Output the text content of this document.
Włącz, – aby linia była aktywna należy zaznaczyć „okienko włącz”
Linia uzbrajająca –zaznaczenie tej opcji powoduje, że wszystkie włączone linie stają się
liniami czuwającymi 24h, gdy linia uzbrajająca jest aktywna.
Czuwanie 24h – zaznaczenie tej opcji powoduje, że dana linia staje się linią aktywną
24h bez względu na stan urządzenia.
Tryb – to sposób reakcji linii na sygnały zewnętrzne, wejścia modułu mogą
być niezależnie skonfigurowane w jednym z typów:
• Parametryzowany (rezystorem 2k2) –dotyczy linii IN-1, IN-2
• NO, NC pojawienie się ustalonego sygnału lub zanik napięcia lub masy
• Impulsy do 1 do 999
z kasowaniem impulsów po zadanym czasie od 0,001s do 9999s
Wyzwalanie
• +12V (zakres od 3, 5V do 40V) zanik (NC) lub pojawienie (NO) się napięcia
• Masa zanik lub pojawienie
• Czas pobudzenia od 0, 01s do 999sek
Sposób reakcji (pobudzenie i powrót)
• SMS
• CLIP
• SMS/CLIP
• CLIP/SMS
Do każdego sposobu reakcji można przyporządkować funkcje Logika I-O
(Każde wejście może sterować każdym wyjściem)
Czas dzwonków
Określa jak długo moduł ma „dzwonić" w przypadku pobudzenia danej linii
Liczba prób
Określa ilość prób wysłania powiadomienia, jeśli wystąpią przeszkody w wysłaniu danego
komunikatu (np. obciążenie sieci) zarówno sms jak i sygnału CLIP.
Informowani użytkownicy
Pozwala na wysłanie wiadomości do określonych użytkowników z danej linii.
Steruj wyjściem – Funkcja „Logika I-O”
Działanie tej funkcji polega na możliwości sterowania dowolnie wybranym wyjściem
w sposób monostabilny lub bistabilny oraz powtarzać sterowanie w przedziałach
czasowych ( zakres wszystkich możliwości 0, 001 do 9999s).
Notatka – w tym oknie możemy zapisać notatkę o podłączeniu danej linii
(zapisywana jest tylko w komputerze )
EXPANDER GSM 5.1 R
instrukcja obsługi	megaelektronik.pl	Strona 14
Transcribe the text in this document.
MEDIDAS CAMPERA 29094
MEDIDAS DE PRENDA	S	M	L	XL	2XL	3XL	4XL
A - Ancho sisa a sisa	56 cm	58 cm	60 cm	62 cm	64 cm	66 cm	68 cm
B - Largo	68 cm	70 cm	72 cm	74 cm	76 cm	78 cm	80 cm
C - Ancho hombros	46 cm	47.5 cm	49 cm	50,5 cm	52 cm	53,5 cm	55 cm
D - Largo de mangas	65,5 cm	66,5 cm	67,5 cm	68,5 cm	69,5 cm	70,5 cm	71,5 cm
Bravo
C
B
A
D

──────

**DO THIS:** Of the lines above, how many contain the word "Logika"? Provide the number and nothing else.

**ANSWER FOR THE TASK:** 2